• [THE RECORDS]
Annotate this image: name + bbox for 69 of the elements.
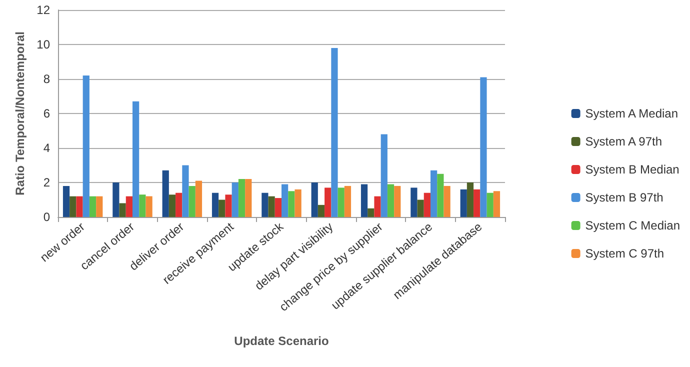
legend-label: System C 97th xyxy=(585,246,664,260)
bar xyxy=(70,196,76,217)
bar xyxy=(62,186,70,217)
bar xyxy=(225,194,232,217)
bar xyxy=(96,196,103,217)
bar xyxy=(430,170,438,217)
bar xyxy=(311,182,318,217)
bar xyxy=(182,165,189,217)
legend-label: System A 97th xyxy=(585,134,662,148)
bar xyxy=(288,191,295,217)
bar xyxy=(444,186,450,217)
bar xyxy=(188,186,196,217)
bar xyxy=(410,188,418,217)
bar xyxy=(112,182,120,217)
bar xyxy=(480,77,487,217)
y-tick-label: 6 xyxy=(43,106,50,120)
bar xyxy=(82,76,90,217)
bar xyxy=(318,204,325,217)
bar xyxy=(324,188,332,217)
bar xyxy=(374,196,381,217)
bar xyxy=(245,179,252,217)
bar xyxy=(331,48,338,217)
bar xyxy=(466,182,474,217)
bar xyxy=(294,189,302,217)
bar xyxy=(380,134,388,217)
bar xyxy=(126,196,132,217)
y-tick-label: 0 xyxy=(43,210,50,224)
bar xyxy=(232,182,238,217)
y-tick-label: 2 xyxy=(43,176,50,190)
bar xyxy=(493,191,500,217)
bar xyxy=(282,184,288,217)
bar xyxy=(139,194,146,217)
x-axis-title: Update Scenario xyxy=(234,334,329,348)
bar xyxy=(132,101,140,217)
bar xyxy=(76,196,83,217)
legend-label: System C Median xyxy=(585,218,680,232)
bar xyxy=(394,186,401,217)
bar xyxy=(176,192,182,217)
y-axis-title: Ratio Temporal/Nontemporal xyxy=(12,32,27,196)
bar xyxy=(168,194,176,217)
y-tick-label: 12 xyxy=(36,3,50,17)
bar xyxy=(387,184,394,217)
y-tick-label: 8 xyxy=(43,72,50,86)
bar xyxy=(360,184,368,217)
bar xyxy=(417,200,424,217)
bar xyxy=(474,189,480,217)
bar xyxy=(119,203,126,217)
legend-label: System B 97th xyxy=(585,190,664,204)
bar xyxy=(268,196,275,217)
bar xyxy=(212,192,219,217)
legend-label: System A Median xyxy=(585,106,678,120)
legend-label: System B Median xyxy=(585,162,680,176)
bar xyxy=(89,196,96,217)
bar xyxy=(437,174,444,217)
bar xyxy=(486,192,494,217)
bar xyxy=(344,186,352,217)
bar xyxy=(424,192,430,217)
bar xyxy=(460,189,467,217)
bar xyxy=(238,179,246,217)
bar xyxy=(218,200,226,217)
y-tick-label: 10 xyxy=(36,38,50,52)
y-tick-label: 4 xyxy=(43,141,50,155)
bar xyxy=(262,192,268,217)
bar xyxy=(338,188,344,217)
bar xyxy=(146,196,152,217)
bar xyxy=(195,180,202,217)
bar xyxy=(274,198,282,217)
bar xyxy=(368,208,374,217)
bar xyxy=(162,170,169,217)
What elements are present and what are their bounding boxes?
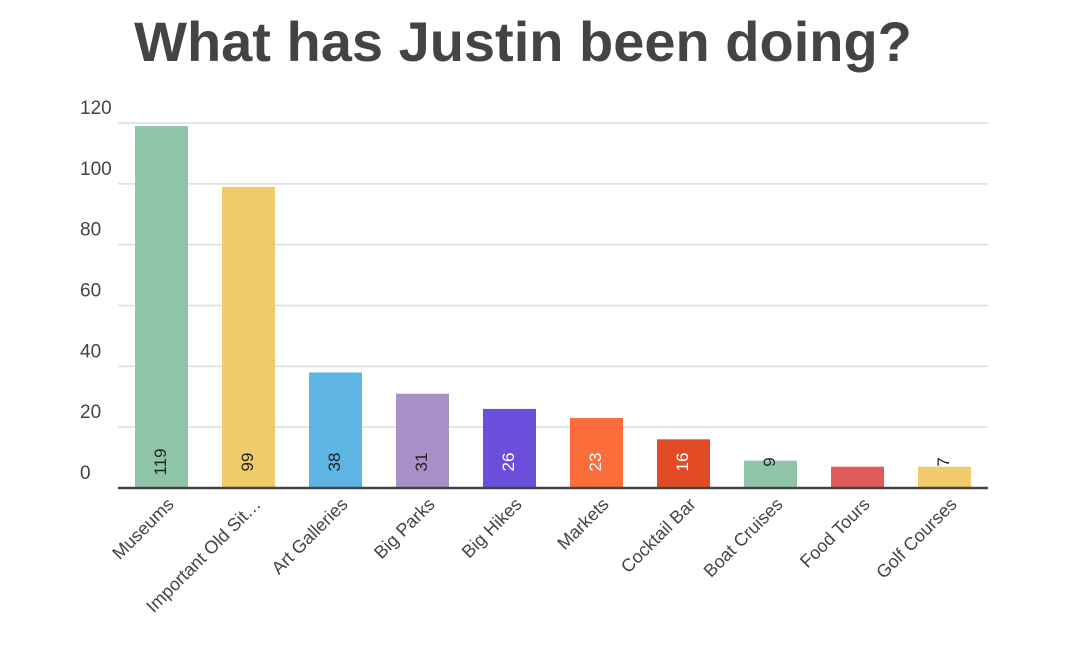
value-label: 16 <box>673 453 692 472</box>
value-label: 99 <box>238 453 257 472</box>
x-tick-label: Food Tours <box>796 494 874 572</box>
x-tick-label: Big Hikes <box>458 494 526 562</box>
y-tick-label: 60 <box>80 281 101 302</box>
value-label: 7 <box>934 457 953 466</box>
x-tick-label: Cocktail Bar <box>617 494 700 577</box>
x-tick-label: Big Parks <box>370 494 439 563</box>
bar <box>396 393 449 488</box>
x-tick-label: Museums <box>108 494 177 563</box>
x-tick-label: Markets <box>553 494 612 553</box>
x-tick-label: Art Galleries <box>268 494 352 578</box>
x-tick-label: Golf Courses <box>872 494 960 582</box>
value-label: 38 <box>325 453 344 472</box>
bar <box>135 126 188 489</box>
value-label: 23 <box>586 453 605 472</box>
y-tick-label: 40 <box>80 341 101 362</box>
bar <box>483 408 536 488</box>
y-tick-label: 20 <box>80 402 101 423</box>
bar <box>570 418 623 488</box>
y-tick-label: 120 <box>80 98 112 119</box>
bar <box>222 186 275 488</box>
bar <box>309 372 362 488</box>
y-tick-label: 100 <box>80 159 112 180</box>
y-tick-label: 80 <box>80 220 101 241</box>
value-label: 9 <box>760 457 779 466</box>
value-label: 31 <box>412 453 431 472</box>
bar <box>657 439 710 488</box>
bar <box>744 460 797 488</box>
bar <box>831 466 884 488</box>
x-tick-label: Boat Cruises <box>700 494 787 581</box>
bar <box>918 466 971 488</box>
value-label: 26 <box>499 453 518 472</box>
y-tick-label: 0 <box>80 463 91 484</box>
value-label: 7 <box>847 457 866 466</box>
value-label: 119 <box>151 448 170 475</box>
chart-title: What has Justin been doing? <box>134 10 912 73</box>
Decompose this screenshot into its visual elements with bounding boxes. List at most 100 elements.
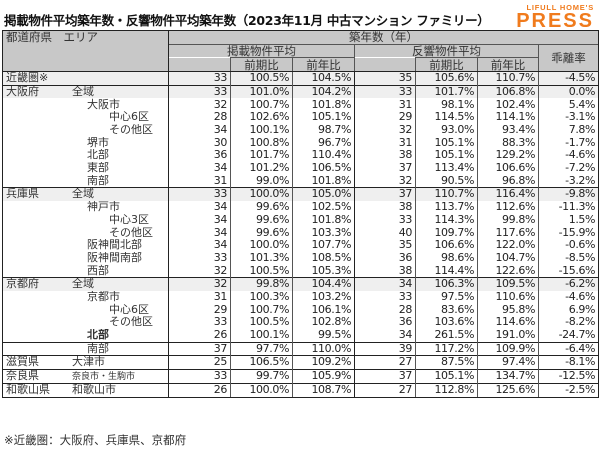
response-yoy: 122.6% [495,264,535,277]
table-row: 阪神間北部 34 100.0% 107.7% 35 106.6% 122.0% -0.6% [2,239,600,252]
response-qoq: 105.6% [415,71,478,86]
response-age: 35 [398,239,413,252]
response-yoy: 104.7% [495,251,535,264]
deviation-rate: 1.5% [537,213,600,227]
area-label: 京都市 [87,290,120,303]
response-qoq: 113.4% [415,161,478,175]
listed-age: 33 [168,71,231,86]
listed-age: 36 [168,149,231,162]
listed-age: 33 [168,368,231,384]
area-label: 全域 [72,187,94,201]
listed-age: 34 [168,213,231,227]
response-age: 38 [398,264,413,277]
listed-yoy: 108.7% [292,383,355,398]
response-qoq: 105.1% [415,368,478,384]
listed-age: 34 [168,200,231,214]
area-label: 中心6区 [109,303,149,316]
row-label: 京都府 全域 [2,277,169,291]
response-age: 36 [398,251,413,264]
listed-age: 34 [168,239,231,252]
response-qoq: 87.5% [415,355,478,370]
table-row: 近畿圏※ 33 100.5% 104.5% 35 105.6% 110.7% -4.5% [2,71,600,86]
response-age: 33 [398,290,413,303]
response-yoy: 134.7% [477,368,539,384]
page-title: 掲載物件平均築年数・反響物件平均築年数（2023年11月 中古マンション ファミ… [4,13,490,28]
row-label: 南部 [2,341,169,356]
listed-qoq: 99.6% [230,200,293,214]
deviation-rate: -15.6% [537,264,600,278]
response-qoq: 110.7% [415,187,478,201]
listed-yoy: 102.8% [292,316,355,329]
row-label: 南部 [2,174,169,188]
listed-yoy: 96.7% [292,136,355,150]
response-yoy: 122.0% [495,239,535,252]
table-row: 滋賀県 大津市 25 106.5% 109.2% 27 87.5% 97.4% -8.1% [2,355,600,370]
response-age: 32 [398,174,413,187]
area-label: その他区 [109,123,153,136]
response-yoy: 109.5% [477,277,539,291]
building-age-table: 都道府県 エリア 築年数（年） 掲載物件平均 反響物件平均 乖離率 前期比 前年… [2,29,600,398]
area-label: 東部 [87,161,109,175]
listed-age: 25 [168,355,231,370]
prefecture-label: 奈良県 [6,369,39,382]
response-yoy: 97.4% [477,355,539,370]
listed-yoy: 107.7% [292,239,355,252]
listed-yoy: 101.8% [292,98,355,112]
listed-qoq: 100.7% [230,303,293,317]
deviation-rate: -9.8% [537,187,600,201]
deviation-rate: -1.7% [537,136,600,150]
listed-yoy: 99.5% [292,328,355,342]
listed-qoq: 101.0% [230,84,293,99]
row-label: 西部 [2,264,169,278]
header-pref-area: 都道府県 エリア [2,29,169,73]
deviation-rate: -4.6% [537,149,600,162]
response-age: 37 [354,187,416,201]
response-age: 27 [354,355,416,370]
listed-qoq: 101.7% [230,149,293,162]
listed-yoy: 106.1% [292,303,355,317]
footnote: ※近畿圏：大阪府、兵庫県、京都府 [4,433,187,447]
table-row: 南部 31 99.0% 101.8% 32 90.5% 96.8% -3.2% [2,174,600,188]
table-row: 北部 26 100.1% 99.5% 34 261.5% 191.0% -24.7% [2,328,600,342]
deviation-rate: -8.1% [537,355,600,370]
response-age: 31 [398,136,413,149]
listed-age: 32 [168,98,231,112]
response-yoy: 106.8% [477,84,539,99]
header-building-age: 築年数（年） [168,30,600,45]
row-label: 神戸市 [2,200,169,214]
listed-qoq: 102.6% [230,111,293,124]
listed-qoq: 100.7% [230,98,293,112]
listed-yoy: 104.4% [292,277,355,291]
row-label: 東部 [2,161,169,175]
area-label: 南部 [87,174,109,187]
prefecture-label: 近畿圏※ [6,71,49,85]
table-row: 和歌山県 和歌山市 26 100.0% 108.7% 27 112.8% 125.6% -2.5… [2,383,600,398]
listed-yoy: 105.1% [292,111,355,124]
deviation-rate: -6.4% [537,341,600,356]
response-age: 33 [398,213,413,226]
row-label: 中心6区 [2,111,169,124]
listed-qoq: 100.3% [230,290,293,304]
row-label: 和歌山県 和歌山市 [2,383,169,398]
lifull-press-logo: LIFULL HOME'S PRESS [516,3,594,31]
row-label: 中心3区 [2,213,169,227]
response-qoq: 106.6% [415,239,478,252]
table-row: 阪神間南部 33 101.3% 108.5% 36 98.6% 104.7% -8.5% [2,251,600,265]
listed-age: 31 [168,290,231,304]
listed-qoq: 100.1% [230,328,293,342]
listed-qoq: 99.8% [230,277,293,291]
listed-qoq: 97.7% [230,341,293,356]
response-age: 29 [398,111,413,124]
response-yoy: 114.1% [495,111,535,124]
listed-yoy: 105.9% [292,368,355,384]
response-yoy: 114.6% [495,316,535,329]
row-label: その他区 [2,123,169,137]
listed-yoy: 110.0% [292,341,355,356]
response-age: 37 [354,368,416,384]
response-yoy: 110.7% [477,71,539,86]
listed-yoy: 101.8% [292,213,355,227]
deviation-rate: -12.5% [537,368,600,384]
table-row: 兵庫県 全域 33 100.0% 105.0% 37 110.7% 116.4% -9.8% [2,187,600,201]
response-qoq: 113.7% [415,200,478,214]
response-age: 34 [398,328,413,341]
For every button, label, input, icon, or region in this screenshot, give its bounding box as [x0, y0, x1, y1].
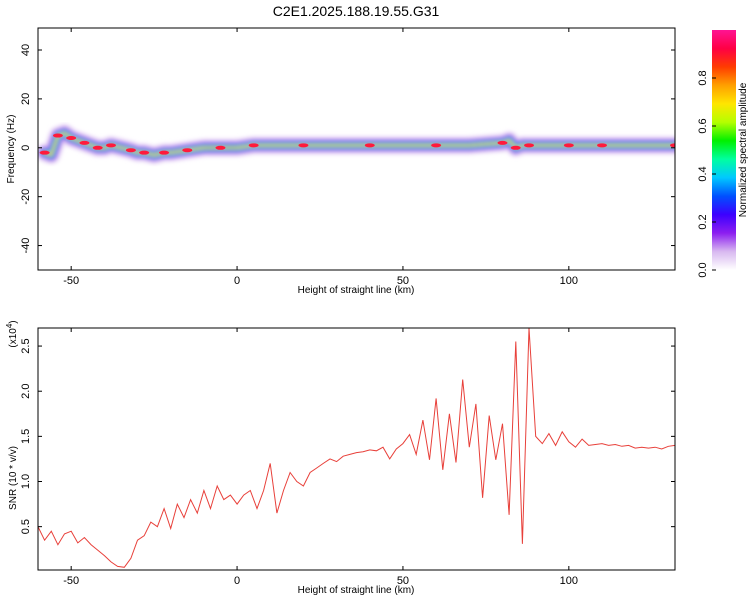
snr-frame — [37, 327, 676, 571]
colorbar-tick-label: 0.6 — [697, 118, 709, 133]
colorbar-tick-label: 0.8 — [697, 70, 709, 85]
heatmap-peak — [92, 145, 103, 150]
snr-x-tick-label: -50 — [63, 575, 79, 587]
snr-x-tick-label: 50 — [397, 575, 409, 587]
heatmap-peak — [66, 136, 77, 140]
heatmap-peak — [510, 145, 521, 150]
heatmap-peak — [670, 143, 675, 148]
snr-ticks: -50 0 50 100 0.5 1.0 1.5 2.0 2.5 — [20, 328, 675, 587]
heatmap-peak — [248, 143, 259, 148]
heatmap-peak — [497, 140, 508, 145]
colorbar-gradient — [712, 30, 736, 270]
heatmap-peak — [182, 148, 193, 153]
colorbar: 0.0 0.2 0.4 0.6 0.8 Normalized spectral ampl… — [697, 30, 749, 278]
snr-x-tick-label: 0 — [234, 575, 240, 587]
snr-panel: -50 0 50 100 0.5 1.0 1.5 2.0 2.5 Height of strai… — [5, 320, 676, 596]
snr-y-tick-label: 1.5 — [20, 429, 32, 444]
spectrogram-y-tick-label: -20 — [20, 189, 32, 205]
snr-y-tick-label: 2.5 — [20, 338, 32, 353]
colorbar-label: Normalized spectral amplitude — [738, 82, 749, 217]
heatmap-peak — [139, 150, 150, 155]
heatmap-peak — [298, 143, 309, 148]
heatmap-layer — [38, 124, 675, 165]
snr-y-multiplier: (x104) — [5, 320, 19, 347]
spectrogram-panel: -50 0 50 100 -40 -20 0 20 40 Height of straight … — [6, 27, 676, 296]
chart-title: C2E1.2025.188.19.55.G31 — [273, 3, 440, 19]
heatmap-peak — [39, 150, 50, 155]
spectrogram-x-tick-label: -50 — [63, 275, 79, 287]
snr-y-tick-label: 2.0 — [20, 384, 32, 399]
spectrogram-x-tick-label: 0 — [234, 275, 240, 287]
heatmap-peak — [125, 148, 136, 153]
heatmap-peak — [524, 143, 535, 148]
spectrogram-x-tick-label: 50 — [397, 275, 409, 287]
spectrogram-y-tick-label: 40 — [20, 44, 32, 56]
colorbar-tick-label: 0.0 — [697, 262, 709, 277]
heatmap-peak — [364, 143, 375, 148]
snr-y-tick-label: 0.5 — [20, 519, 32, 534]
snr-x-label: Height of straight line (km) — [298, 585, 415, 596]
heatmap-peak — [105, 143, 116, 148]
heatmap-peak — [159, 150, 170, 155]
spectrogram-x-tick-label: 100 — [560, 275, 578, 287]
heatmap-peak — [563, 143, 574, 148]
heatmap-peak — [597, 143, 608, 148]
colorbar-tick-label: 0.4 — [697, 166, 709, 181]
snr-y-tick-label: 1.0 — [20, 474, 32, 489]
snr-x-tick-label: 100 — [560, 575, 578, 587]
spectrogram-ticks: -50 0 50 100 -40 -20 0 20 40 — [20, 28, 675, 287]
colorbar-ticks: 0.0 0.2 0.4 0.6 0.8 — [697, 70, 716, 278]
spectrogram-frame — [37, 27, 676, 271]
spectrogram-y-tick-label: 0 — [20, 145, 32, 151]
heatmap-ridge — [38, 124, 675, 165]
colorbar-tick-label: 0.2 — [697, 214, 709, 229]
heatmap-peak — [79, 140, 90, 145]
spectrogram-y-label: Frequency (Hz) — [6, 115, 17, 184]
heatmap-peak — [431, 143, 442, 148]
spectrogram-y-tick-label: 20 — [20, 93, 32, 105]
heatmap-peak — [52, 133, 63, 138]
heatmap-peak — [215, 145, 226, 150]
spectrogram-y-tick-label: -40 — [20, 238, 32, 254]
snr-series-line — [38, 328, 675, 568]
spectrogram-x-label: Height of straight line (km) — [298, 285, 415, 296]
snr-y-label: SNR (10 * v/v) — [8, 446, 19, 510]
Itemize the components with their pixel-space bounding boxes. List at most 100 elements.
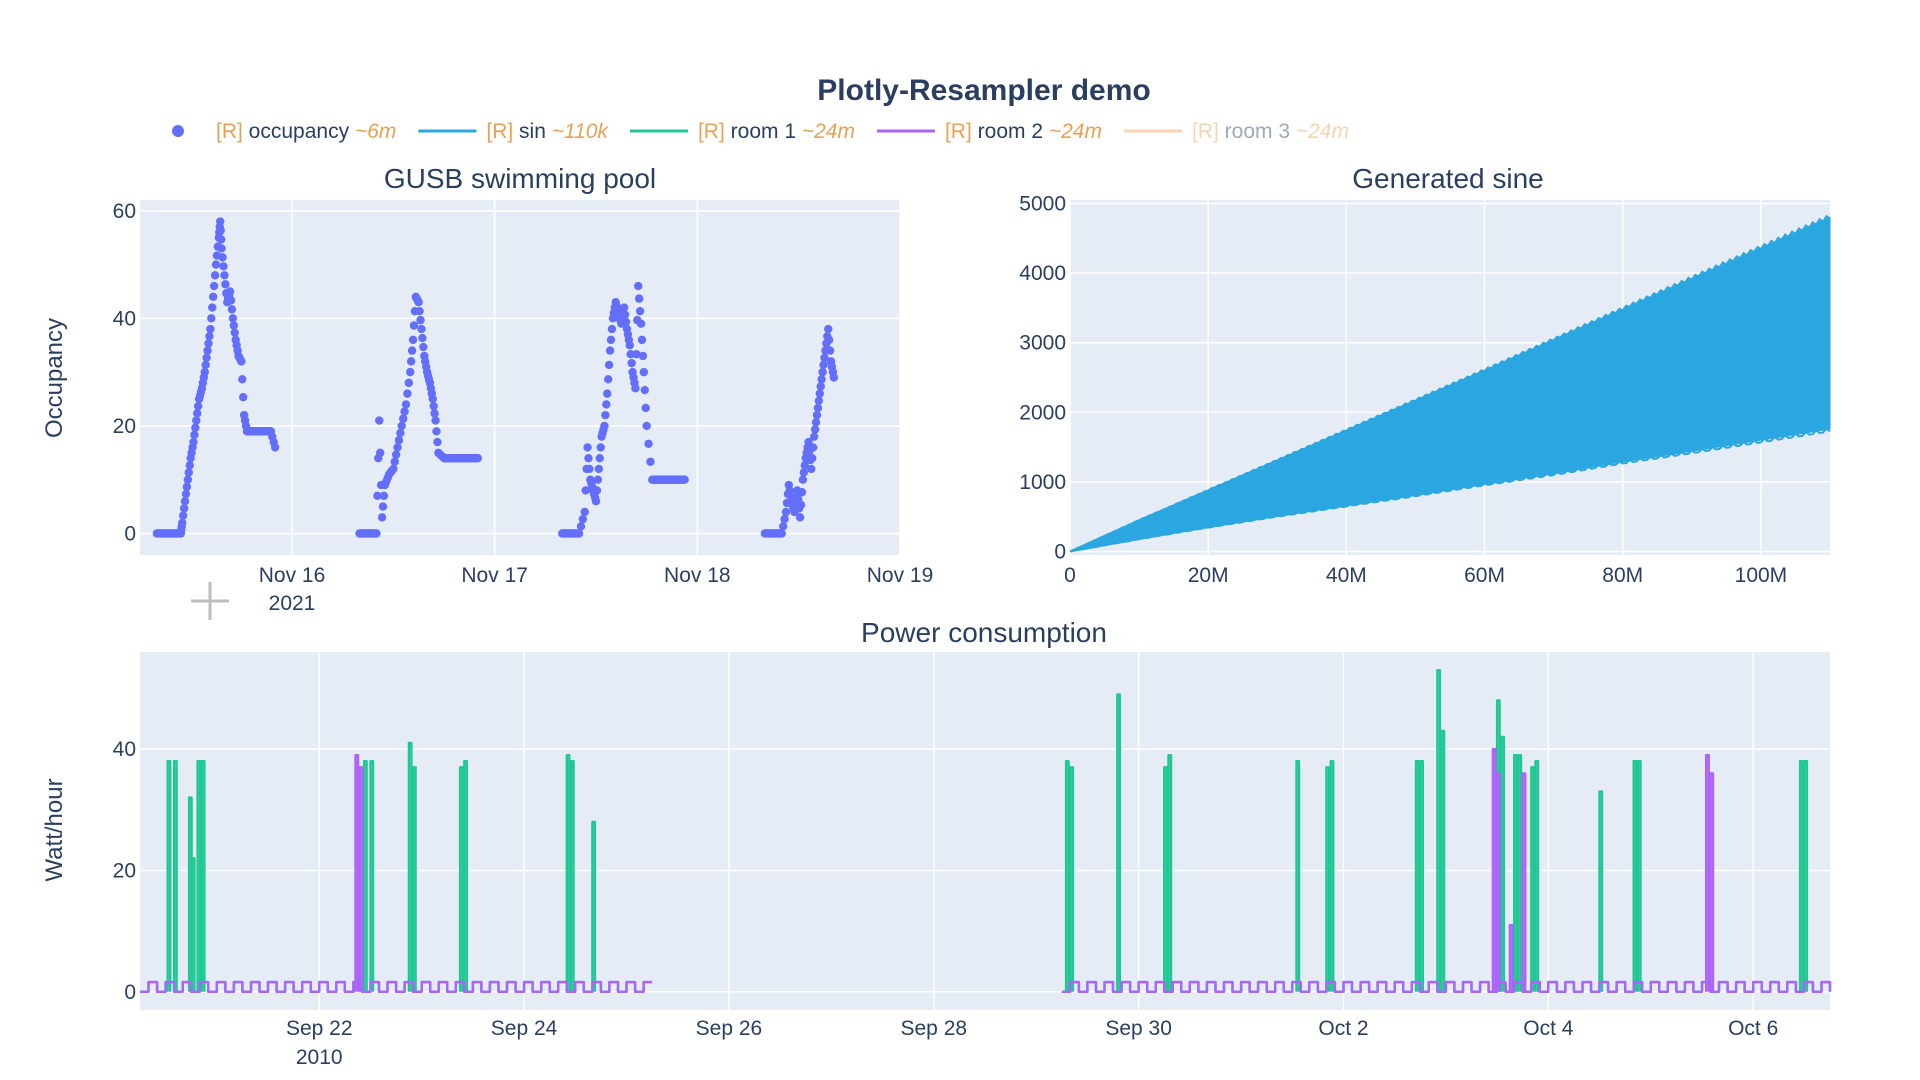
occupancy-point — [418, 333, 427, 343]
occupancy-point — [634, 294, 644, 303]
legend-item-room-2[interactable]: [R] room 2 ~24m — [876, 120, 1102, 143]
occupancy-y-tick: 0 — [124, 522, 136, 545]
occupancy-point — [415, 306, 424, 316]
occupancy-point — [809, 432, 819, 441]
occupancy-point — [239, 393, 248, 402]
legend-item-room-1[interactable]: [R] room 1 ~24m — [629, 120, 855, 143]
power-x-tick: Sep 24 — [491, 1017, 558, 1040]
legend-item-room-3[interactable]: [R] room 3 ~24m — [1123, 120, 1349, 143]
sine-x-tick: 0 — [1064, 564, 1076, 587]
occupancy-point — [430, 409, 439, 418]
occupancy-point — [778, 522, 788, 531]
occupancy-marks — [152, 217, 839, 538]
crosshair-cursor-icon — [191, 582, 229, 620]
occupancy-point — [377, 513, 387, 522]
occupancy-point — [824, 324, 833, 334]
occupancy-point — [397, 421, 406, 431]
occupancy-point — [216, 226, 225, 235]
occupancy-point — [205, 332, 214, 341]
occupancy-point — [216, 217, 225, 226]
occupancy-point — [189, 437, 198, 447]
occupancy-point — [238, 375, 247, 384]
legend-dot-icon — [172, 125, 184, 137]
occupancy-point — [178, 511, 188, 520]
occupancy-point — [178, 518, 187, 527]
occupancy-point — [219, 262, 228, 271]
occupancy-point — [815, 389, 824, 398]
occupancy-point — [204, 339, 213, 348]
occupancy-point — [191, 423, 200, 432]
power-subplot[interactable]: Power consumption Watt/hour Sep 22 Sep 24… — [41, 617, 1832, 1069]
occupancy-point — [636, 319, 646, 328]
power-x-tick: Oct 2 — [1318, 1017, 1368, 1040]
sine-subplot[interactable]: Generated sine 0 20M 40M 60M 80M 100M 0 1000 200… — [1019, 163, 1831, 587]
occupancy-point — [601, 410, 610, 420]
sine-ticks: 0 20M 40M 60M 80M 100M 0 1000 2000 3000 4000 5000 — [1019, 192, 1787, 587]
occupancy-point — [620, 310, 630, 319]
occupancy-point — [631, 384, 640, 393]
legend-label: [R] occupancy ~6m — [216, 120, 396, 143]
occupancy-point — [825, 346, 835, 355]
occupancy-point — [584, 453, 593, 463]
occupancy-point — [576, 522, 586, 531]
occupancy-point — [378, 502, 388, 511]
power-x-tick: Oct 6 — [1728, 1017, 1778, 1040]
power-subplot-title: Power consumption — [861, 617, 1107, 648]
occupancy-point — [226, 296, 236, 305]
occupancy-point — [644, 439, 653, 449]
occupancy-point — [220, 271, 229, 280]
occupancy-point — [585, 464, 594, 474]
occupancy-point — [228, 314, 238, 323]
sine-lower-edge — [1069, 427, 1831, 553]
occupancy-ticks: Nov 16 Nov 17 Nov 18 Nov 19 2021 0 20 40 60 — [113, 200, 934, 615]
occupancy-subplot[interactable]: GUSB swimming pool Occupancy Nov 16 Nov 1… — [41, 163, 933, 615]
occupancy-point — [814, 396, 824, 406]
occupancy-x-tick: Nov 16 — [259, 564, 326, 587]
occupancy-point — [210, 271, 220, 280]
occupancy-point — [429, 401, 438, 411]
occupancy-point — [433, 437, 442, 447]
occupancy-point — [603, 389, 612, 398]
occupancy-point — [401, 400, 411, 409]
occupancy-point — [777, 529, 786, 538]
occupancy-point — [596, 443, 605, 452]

• [BRIEF] Turn the part of the records from the line containing "legend-label: System C 97th" through the line containing "legend-label: System B 97th" into a numbered list, leaving out any blank lines.

• [RESPONSE TO THE EXERCISE]
1. legend-label: System C 97th xyxy=(585,246,664,260)
2. bar xyxy=(70,196,76,217)
3. bar xyxy=(62,186,70,217)
4. bar xyxy=(225,194,232,217)
5. bar xyxy=(96,196,103,217)
6. bar xyxy=(430,170,438,217)
7. bar xyxy=(311,182,318,217)
8. bar xyxy=(182,165,189,217)
9. legend-label: System A 97th xyxy=(585,134,662,148)
10. bar xyxy=(288,191,295,217)
11. bar xyxy=(444,186,450,217)
12. bar xyxy=(188,186,196,217)
13. bar xyxy=(410,188,418,217)
14. bar xyxy=(112,182,120,217)
15. bar xyxy=(480,77,487,217)
16. y-tick-label: 6 xyxy=(43,106,50,120)
17. bar xyxy=(82,76,90,217)
18. bar xyxy=(318,204,325,217)
19. bar xyxy=(324,188,332,217)
20. bar xyxy=(374,196,381,217)
21. bar xyxy=(245,179,252,217)
22. bar xyxy=(331,48,338,217)
23. bar xyxy=(466,182,474,217)
24. bar xyxy=(294,189,302,217)
25. bar xyxy=(380,134,388,217)
26. bar xyxy=(126,196,132,217)
27. y-tick-label: 0 xyxy=(43,210,50,224)
28. bar xyxy=(232,182,238,217)
29. y-tick-label: 2 xyxy=(43,176,50,190)
30. bar xyxy=(493,191,500,217)
31. bar xyxy=(282,184,288,217)
32. bar xyxy=(139,194,146,217)
33. x-axis-title: Update Scenario xyxy=(234,334,329,348)
34. bar xyxy=(132,101,140,217)
35. bar xyxy=(76,196,83,217)
36. legend-label: System C Median xyxy=(585,218,680,232)
37. bar xyxy=(394,186,401,217)
38. bar xyxy=(176,192,182,217)
39. y-axis-title: Ratio Temporal/Nontemporal xyxy=(12,32,27,196)
40. bar xyxy=(168,194,176,217)
41. y-tick-label: 12 xyxy=(36,3,50,17)
42. bar xyxy=(387,184,394,217)
43. y-tick-label: 8 xyxy=(43,72,50,86)
44. bar xyxy=(360,184,368,217)
45. bar xyxy=(417,200,424,217)
46. bar xyxy=(474,189,480,217)
47. bar xyxy=(119,203,126,217)
48. legend-label: System B 97th xyxy=(585,190,664,204)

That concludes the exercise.